[Start]

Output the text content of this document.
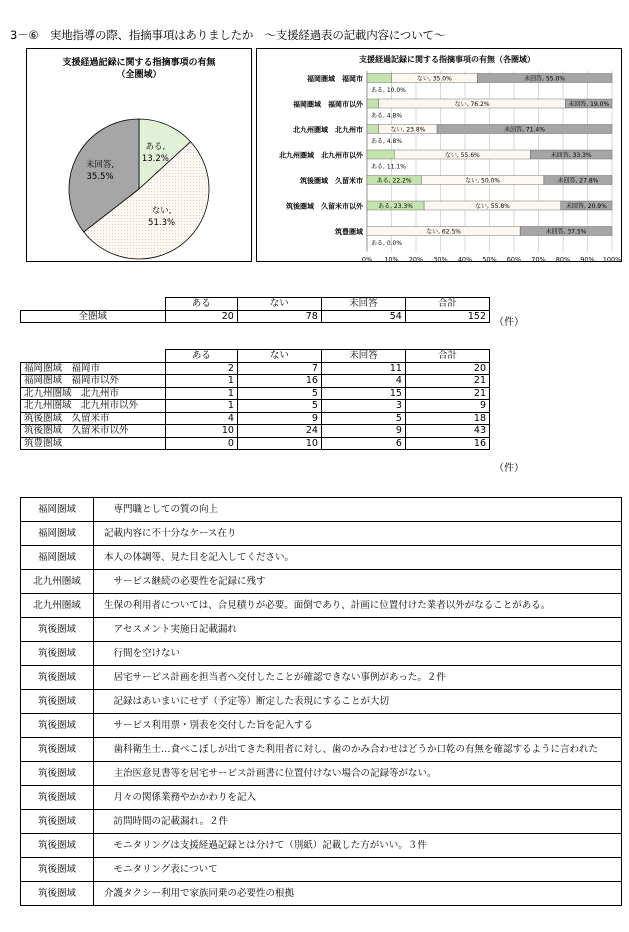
3－⑥　実地指導の際、指摘事項はありましたか　～支援経過表の記載内容について～
支援経過記録に関する指摘事項の有無
（全圏域）
ある,
13.2%
ない,
51.3%
未回答,
35.5%
支援経過記録に関する指摘事項の有無（各圏域）
福岡圏域　福岡市
福岡圏域　福岡市以外
北九州圏域　北九州市
北九州圏域　北九州市以外
筑後圏域　久留米市
筑後圏域　久留米市以外
筑豊圏域
ある, 10.0%
ない, 35.0%	未回答, 55.0%
ある, 4.8%
ない, 76.2%	未回答, 19.0%
ある, 4.8%
ない, 23.8%	未回答, 71.4%
ある, 11.1%
ない, 55.6%	未回答, 33.3%
ある, 22.2%	ない, 50.0%	未回答, 27.8%
ある, 23.3%	ない, 55.8%	未回答, 20.9%
ある, 0.0%
ない, 62.5%	未回答, 37.5%
0% 10% 20% 30% 40% 50% 60% 70% 80% 90% 100%
	ある	ない	未回答	合計
全圏域	20	78	54	152
（件）
	ある	ない	未回答	合計
福岡圏域　福岡市	2	7	11	20
福岡圏域　福岡市以外	1	16	4	21
北九州圏域　北九州市	1	5	15	21
北九州圏域　北九州市以外	1	5	3	9
筑後圏域　久留米市	4	9	5	18
筑後圏域　久留米市以外	10	24	9	43
筑豊圏域	0	10	6	16
（件）
福岡圏域	　専門職としての質の向上
福岡圏域	記載内容に不十分なケース在り
福岡圏域	本人の体調等、見た目を記入してください。
北九州圏域	　サービス継続の必要性を記録に残す
北九州圏域	生保の利用者については、合見積りが必要。面倒であり、計画に位置付けた業者以外がなることがある。
筑後圏域	　アセスメント実施日記載漏れ
筑後圏域	　行間を空けない
筑後圏域	　居宅サービス計画を担当者へ交付したことが確認できない事例があった。２件
筑後圏域	　記録はあいまいにせず（予定等）断定した表現にすることが大切
筑後圏域	　サービス利用票・別表を交付した旨を記入する
筑後圏域	　歯科衛生士…食べこぼしが出てきた利用者に対し、歯のかみ合わせはどうか口乾の有無を確認するように言われた
筑後圏域	　主治医意見書等を居宅サービス計画書に位置付けない場合の記録等がない。
筑後圏域	　月々の関係業務やかかわりを記入
筑後圏域	　訪問時間の記載漏れ。２件
筑後圏域	　モニタリングは支援経過記録とは分けて（別紙）記載した方がいい。３件
筑後圏域	　モニタリング表について
筑後圏域	介護タクシー利用で家族同乗の必要性の根拠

[End]

Set task:
Can you restate all the records above word for word while dropping the pictures?

Output below:
Output the text content of this document.
3－⑥　実地指導の際、指摘事項はありましたか　～支援経過表の記載内容について～
支援経過記録に関する指摘事項の有無
（全圏域）
ある,
13.2%
ない,
51.3%
未回答,
35.5%
支援経過記録に関する指摘事項の有無（各圏域）
福岡圏域　福岡市
福岡圏域　福岡市以外
北九州圏域　北九州市
北九州圏域　北九州市以外
筑後圏域　久留米市
筑後圏域　久留米市以外
筑豊圏域
ある, 10.0%
ない, 35.0%	未回答, 55.0%
ある, 4.8%
ない, 76.2%	未回答, 19.0%
ある, 4.8%
ない, 23.8%	未回答, 71.4%
ある, 11.1%
ない, 55.6%	未回答, 33.3%
ある, 22.2%	ない, 50.0%	未回答, 27.8%
ある, 23.3%	ない, 55.8%	未回答, 20.9%
ある, 0.0%
ない, 62.5%	未回答, 37.5%
0% 10% 20% 30% 40% 50% 60% 70% 80% 90% 100%
	ある	ない	未回答	合計
全圏域	20	78	54	152
（件）
	ある	ない	未回答	合計
福岡圏域　福岡市	2	7	11	20
福岡圏域　福岡市以外	1	16	4	21
北九州圏域　北九州市	1	5	15	21
北九州圏域　北九州市以外	1	5	3	9
筑後圏域　久留米市	4	9	5	18
筑後圏域　久留米市以外	10	24	9	43
筑豊圏域	0	10	6	16
（件）
福岡圏域	　専門職としての質の向上
福岡圏域	記載内容に不十分なケース在り
福岡圏域	本人の体調等、見た目を記入してください。
北九州圏域	　サービス継続の必要性を記録に残す
北九州圏域	生保の利用者については、合見積りが必要。面倒であり、計画に位置付けた業者以外がなることがある。
筑後圏域	　アセスメント実施日記載漏れ
筑後圏域	　行間を空けない
筑後圏域	　居宅サービス計画を担当者へ交付したことが確認できない事例があった。２件
筑後圏域	　記録はあいまいにせず（予定等）断定した表現にすることが大切
筑後圏域	　サービス利用票・別表を交付した旨を記入する
筑後圏域	　歯科衛生士…食べこぼしが出てきた利用者に対し、歯のかみ合わせはどうか口乾の有無を確認するように言われた
筑後圏域	　主治医意見書等を居宅サービス計画書に位置付けない場合の記録等がない。
筑後圏域	　月々の関係業務やかかわりを記入
筑後圏域	　訪問時間の記載漏れ。２件
筑後圏域	　モニタリングは支援経過記録とは分けて（別紙）記載した方がいい。３件
筑後圏域	　モニタリング表について
筑後圏域	介護タクシー利用で家族同乗の必要性の根拠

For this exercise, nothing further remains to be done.